_WORK TO COMPLETE_:
(a) In the OLS help text, what makes it possible to do feature selection with the ind output even when r equals n? Answer in one to three sentences.
(b) Continue the OLS help text, starting after the line that computes err_tr.

_TEXT SEGMENT_:
►
Code covered by the BSD License  

Highlights from
OLS

image thumbnail
from OLS by Marco Cococcioni
This functions implements the algorithm of Orthogonal Least Squares. It can be used to rank regresso

ols(A,b,r,threshold)
function [x, ind, r_act, A_o, x_o] = ols(A,b,r,threshold)
% OLS   Orthogonal Least Quares.
% 
% [x, ind] = OLS(A,b,r) gives the solution to the least squares problem 
% using only the best r regressors chosen from the ones present in matrix A. 
% This function also returns in the vector ind the indexes of the
% best r regressors (i.e., the best columns of A to use).
%
% If r is equal to n, the solution x given by OLS is the same as the solution 
% given by A\b, but in ind we still have the regressors sorted by their 
% importance. % This means that one can perform a feature selection by taking 
% the first k entries in ind (k<r).
% 
% THEORETICAL BACKGROUND
% Let us consider the Linear Least Squares Problem:
% 
%      min   (A*x-b)'*(A*x-b)
% 
% where A is a m-by-n matrix, b an m-dimentional vector and x, the unknown, 
% an n-dimentional vector. The problem is well posed when m>n. 
% A can be viewed as a set of columns, usually called regressors, while b typically 
% is the vector of desired outputs.
% The solution to this problem can be computed in Matlab through the function 
% MLDIVIDE as follows:
%
%   x = A\b
%
% Although this function is very powerful, it does not give any information on which 
% regressor is better than others. 
% On the other hand, Orthogonal Least Squares (OLS) can extract this information.
% It is mainly based on the Gram-Schmidt orthogonalization algorithm.
% 
% In pattern recognition problems, usually a training matrix A_tr is given, 
% associated with the vector of desired outputs b_tr, plus a test set pair (A_ts, b_ts) 
% where the system has to be tested. In such cases the OLS function can be
% used as follows, with a value of r chosen by the user:
%
% [x, ind] = OLS(A_tr, b_tr, r);
%
% err_tr = (A_tr*x-b_tr)' *(A_tr*x-b_tr)/length(b_tr); % Mean Squared Error on training set.
◄
_INPUT DATA_:
►
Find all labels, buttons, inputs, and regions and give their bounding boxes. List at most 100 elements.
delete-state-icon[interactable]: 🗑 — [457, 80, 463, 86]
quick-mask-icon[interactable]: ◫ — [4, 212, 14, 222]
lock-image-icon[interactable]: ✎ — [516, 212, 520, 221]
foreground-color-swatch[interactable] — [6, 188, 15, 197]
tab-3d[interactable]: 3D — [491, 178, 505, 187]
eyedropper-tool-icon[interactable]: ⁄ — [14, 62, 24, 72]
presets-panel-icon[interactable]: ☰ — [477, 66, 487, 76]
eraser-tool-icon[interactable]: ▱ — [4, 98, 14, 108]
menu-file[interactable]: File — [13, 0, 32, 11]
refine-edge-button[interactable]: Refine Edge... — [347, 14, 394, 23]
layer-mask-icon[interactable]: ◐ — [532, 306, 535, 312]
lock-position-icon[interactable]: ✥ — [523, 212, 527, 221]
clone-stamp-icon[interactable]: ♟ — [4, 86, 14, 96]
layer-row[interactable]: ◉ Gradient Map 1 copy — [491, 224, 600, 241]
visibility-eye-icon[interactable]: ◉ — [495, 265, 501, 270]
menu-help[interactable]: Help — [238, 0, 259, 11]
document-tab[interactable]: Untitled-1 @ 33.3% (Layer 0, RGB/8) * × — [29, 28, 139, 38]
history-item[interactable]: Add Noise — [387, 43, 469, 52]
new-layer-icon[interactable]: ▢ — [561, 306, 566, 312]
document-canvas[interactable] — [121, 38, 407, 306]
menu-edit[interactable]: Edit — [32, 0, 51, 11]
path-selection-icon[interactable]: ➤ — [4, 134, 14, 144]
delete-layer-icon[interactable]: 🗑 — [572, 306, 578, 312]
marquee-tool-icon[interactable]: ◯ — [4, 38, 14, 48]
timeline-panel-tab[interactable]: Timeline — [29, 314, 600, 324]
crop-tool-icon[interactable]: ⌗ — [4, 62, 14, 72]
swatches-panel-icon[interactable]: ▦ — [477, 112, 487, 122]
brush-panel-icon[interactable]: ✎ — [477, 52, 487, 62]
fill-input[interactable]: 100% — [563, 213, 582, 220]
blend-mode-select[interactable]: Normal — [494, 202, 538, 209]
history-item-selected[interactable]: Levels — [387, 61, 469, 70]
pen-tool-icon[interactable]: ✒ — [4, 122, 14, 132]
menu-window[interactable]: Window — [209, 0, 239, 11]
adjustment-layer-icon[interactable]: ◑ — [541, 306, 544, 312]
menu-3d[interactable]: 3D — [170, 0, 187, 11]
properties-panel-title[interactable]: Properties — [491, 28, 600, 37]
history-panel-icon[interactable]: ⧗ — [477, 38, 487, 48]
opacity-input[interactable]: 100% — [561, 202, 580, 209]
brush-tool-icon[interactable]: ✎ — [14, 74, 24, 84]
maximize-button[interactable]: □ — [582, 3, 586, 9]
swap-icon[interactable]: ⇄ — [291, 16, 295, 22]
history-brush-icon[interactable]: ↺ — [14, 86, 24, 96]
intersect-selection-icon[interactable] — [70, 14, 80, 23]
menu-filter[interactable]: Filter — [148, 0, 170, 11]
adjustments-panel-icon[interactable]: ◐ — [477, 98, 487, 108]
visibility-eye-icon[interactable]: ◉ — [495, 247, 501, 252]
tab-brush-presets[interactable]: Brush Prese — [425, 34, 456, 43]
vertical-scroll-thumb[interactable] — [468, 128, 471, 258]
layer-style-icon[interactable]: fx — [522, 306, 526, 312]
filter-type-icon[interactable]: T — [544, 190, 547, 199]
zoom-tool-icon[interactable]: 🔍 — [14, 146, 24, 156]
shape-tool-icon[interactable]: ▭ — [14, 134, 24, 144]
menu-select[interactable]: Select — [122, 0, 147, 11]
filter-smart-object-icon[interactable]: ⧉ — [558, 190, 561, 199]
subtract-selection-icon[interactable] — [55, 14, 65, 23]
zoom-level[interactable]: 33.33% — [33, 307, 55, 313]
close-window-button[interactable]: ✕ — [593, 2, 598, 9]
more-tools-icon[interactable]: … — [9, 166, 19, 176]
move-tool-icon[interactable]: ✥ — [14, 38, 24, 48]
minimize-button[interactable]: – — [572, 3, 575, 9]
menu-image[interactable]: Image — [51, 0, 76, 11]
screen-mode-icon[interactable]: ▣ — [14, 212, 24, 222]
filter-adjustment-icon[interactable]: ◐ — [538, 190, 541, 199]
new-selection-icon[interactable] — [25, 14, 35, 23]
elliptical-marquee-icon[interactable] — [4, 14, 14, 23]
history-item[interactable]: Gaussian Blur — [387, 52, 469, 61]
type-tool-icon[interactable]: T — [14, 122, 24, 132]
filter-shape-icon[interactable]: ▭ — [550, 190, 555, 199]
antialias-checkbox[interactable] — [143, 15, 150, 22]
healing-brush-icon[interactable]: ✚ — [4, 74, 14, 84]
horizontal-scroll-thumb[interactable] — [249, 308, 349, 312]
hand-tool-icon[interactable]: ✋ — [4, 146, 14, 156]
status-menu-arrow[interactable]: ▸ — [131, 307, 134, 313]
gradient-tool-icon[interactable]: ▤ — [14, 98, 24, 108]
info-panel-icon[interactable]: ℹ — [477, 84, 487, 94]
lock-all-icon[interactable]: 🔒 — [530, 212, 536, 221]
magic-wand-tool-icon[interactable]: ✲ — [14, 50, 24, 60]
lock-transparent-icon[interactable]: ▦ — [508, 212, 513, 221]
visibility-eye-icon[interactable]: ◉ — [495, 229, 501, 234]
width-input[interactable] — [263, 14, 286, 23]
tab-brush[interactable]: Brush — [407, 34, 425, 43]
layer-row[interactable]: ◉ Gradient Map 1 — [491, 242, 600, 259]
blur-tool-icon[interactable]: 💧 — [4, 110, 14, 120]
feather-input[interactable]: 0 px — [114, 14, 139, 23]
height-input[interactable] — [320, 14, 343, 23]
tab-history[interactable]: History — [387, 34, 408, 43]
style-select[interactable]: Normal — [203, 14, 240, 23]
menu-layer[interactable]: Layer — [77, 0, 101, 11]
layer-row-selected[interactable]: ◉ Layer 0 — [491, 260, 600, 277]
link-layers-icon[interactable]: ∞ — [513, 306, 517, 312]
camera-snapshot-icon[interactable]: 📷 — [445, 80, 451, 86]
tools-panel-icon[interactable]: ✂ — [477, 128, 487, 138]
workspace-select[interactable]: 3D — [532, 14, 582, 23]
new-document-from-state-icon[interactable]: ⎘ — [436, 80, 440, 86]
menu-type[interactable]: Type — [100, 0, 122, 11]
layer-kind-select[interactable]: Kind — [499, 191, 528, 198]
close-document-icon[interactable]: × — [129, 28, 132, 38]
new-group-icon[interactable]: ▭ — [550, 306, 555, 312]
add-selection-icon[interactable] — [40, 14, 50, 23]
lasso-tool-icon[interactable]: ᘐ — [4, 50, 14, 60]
◄
_ACTIVITY ANSWERS_:
(a) Even when r equals n and x is the same as the solution from A\b, ind still lists the regressors sorted by their importance. Taking the first k entries of ind therefore performs a feature selection.

(b)
% err_ts = (A_ts*x-b_ts)' *(A_ts*x-b_ts)/length(b_ts); % Mean Squared Error on test set.
% While a large value for r will probably give a low error on the training set, 
% it could happen that a lower value of it would give a lower error on the test set. 
% In such cases, the value of r which minimizes the error on the test set should be chosen.
% 
% ALTERNATIVE SYNTAX
%
% [x, ind, r_act] = OLS(A,b,[], threshold) is another way to call the OLS function. 
% This call requires a threshold in place of the number of regressors r. 
% The threshold, which has to be a decimal number in the interval [0,1], 
% indicates the maximum relative error allowed between the approximated output b_r 
% and the desired output b, when the number of regressors used is r. 
% The provided output r_act gives the number of regressors actually used, which
% are necessary to reduce the error untill the desired value of the threshold.
% Please not that r_act is also equal to the length of the vector ind. 
% The pseudocode for this call is the following:
%
% for r=1:n
%     x_r = OLS(A,b,r);
%     b_r = A*x_r;
%     err = 1-sum(b_r.^2)/sum(b.^2);
%     if threshold < err,
% 	      break;
%     end	
% end
% r_act = r; 
% 
% When threshold is near to 1, r tends to be 1 (a regressor tends to be sufficient).
% When threshold is near to 0, r tends to be n (all regressor tends to be needed to reach the desired accuracy). The parameter threshold is an indirect way to choose the parameter r.
% 
% ALTERNATIVE SYNTAX
%
% OLS(A,b); using this syntax the OLS(A,b,r) function is called for r=1:n and the Error Reduction Ratio
% is collected and then plotted. It gives an idea on the possible values
% for threshold.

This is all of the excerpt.